### What is being asked:
Rewrite the stretch from the start of the material through the line containing "section-npb-body: ドンキで先行販売する商品。 契約期間が終われば他の店舗で", replacing "ドンキ" with "ドン・キホーテ" and leaving everything else unchanged. Give only those lines.

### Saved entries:

----

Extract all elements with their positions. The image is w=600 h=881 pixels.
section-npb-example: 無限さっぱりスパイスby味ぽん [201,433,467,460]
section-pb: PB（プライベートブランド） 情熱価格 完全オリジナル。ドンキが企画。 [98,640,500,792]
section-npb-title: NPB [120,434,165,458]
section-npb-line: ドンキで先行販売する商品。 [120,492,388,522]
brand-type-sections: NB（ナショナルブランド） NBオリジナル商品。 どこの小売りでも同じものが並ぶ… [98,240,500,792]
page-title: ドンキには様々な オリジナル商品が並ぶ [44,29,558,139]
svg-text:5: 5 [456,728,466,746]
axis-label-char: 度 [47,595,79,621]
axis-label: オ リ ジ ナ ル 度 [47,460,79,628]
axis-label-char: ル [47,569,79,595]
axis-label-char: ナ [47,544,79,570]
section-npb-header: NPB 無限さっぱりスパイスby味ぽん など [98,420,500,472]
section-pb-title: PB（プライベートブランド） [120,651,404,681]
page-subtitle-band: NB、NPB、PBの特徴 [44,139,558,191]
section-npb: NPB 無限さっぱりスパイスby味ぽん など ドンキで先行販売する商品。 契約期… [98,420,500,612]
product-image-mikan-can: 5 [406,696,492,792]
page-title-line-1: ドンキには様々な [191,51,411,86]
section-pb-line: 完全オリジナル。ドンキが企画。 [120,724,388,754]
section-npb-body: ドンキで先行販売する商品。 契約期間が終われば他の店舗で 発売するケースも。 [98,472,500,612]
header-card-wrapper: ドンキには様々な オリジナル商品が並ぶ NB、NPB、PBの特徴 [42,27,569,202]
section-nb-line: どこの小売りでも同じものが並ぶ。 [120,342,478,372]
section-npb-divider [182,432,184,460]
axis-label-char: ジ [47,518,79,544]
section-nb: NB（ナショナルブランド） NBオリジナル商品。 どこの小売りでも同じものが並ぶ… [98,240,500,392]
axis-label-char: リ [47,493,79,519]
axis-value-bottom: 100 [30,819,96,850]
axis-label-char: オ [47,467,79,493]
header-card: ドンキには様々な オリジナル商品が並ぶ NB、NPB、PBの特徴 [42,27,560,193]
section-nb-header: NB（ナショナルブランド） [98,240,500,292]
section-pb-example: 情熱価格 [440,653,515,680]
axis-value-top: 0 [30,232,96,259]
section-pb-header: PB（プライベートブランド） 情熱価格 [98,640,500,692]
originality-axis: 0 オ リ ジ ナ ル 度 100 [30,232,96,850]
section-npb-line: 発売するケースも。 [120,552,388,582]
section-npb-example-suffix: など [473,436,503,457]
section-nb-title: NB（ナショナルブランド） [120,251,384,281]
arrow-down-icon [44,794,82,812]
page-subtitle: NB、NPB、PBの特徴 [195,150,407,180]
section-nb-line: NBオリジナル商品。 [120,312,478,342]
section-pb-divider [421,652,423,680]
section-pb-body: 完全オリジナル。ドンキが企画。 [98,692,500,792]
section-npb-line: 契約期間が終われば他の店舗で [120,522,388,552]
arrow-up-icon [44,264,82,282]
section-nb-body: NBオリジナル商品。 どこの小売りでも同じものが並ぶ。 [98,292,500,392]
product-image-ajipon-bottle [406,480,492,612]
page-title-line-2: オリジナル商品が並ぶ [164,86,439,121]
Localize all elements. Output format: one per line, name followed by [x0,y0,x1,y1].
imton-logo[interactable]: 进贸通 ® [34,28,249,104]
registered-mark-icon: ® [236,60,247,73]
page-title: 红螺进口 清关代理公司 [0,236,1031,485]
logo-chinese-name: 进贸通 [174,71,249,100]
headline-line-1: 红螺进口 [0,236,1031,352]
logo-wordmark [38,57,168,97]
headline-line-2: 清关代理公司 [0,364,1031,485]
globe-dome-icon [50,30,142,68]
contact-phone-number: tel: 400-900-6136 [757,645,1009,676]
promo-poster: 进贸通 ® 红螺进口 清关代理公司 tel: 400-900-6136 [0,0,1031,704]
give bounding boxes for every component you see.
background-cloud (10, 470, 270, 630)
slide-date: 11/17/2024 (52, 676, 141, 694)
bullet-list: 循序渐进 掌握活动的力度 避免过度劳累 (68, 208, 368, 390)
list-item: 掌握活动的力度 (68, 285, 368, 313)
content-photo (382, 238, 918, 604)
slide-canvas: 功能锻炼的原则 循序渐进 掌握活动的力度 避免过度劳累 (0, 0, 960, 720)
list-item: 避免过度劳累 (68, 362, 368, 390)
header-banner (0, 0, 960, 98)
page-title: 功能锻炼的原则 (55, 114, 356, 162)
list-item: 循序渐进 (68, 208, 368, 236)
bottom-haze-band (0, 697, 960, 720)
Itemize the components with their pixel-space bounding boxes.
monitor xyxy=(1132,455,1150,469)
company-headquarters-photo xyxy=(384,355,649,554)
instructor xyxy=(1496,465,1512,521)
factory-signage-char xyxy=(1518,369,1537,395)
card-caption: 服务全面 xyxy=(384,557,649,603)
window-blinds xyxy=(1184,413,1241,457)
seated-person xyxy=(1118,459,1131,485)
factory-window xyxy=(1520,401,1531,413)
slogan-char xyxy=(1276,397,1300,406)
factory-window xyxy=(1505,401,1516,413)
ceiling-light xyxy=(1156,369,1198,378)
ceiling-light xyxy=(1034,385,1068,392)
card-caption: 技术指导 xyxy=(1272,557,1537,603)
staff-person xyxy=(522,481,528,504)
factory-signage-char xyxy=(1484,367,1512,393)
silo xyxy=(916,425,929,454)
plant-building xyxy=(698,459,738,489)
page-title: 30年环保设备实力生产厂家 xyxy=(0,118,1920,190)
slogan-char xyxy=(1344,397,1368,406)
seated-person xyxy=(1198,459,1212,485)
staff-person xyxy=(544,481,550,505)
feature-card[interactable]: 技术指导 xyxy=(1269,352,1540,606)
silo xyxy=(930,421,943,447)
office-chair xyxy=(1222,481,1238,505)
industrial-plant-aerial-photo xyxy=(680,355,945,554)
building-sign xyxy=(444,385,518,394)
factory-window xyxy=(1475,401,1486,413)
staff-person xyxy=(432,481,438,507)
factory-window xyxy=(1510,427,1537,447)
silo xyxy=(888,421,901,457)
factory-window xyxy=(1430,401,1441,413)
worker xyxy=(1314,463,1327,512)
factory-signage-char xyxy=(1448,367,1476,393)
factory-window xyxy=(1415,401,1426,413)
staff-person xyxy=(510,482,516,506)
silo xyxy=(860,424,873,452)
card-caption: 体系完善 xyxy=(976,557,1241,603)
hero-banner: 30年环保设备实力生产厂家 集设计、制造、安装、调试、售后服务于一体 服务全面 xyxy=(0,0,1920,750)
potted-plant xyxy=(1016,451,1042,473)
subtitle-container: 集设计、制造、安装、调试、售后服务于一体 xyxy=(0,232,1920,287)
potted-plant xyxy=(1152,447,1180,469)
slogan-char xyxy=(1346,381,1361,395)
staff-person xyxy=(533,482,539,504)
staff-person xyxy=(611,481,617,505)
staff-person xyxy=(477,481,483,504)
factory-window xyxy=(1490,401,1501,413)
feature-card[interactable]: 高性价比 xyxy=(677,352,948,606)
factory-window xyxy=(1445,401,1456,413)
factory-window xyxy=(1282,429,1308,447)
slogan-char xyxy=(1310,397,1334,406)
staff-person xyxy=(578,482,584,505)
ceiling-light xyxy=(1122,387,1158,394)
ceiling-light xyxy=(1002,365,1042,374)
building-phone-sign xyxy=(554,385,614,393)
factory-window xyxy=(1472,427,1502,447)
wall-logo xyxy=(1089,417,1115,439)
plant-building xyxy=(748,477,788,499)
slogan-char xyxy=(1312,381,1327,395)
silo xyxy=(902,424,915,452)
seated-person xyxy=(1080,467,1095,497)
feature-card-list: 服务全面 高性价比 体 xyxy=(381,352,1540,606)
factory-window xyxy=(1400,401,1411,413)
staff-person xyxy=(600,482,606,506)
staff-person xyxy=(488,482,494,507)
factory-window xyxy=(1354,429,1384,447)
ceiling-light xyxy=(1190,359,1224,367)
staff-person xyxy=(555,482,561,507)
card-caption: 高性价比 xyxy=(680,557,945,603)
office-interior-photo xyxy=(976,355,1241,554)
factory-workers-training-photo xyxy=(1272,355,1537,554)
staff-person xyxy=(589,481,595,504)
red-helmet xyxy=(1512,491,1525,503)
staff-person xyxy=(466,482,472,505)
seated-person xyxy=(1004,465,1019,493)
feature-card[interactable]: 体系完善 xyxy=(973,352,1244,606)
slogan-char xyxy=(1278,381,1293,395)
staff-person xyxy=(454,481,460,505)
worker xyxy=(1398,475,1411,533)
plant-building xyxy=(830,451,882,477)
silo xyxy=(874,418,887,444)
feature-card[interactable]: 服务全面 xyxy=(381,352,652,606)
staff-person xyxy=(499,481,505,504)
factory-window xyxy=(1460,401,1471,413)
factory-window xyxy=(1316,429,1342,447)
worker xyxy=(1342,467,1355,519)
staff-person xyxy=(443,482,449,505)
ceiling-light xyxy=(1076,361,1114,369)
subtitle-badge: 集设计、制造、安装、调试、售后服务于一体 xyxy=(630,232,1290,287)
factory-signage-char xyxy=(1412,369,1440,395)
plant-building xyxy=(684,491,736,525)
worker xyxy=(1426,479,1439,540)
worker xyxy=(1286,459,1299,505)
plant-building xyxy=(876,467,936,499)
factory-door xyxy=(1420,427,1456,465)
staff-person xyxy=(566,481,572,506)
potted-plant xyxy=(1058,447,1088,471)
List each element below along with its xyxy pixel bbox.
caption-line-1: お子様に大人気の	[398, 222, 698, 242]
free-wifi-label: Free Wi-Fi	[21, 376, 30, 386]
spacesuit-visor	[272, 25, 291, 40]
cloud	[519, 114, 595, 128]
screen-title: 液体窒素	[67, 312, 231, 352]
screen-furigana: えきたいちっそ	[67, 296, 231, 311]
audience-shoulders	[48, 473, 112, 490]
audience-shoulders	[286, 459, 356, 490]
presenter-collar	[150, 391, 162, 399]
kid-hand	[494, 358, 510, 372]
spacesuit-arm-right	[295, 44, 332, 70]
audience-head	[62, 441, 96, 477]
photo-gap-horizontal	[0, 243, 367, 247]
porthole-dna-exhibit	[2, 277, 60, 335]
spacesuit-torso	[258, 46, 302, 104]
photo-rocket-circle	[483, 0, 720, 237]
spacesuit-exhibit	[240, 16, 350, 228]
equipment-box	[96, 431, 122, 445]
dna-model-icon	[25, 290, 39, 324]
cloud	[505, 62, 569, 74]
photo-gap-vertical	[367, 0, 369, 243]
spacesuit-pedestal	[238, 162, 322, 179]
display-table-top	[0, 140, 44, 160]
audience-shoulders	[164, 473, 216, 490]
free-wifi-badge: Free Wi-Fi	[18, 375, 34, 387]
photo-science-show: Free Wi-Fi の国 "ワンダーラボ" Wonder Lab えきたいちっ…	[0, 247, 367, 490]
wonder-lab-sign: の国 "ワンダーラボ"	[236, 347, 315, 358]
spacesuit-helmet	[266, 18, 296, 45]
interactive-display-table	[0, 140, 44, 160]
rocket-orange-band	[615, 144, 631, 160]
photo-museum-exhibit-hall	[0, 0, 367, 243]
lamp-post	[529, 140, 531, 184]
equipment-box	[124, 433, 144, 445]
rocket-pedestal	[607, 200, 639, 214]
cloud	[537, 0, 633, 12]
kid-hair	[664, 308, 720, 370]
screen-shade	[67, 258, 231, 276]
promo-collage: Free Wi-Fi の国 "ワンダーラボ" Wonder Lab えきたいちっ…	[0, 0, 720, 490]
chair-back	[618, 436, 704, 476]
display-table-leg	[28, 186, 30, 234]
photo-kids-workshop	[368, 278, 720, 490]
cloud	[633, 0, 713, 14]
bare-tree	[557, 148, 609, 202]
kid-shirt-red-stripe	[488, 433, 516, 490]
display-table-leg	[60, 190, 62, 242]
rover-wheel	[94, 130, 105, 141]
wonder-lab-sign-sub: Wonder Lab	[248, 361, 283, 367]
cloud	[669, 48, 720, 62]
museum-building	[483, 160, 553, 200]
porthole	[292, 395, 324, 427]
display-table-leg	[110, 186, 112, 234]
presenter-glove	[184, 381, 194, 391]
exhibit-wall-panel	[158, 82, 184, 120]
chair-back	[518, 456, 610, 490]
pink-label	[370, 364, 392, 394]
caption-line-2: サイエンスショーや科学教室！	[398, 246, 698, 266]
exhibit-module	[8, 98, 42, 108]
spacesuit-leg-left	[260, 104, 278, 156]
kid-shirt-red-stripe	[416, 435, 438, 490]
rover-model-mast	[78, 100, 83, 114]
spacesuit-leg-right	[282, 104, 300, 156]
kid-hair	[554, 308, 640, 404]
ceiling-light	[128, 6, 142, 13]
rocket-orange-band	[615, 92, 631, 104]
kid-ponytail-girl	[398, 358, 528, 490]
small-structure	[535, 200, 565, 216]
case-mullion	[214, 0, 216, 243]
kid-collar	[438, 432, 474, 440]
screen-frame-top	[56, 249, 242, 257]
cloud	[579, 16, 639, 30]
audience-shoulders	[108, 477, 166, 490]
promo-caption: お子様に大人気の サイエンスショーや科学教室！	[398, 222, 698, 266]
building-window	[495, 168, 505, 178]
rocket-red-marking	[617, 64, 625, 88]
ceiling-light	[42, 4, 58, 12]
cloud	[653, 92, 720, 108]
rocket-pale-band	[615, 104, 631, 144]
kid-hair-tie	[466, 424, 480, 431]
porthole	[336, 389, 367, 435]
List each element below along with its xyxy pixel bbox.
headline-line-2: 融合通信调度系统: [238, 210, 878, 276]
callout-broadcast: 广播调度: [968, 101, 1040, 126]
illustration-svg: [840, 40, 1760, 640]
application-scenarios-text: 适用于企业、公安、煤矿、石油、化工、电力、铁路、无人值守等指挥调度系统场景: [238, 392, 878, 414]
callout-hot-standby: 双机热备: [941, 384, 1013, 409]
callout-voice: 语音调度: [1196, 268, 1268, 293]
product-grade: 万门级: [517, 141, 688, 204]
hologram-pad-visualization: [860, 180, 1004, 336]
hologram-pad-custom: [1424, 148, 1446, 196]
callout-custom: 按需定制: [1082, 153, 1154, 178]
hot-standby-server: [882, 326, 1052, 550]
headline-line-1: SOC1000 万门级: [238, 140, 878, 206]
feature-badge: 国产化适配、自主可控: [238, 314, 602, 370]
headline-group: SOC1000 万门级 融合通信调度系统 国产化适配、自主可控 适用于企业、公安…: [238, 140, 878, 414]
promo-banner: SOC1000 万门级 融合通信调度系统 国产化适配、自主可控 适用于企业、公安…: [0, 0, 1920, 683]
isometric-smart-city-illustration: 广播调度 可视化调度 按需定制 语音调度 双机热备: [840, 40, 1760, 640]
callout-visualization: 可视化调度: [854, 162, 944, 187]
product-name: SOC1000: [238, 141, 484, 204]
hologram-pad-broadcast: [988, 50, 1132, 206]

----

### Output:
Extract all elements with their positions. The image is w=600 h=881 pixels.
section-npb-example: 無限さっぱりスパイスby味ぽん [201,433,467,460]
section-pb: PB（プライベートブランド） 情熱価格 完全オリジナル。ドン・キホーテが企画。 [98,640,500,792]
section-npb-title: NPB [120,434,165,458]
section-npb-line: ドン・キホーテで先行販売する商品。 [120,492,388,522]
brand-type-sections: NB（ナショナルブランド） NBオリジナル商品。 どこの小売りでも同じものが並ぶ… [98,240,500,792]
page-title: ドン・キホーテには様々な オリジナル商品が並ぶ [44,29,558,139]
svg-text:5: 5 [456,728,466,746]
axis-label-char: 度 [47,595,79,621]
axis-label: オ リ ジ ナ ル 度 [47,460,79,628]
axis-label-char: ル [47,569,79,595]
axis-label-char: ナ [47,544,79,570]
section-npb-header: NPB 無限さっぱりスパイスby味ぽん など [98,420,500,472]
section-pb-title: PB（プライベートブランド） [120,651,404,681]
page-subtitle-band: NB、NPB、PBの特徴 [44,139,558,191]
section-npb: NPB 無限さっぱりスパイスby味ぽん など ドン・キホーテで先行販売する商品。 契約期… [98,420,500,612]
product-image-mikan-can: 5 [406,696,492,792]
page-title-line-1: ドン・キホーテには様々な [191,51,411,86]
section-pb-line: 完全オリジナル。ドン・キホーテが企画。 [120,724,388,754]
section-npb-body: ドン・キホーテで先行販売する商品。 契約期間が終われば他の店舗で 発売するケースも。 [98,472,500,612]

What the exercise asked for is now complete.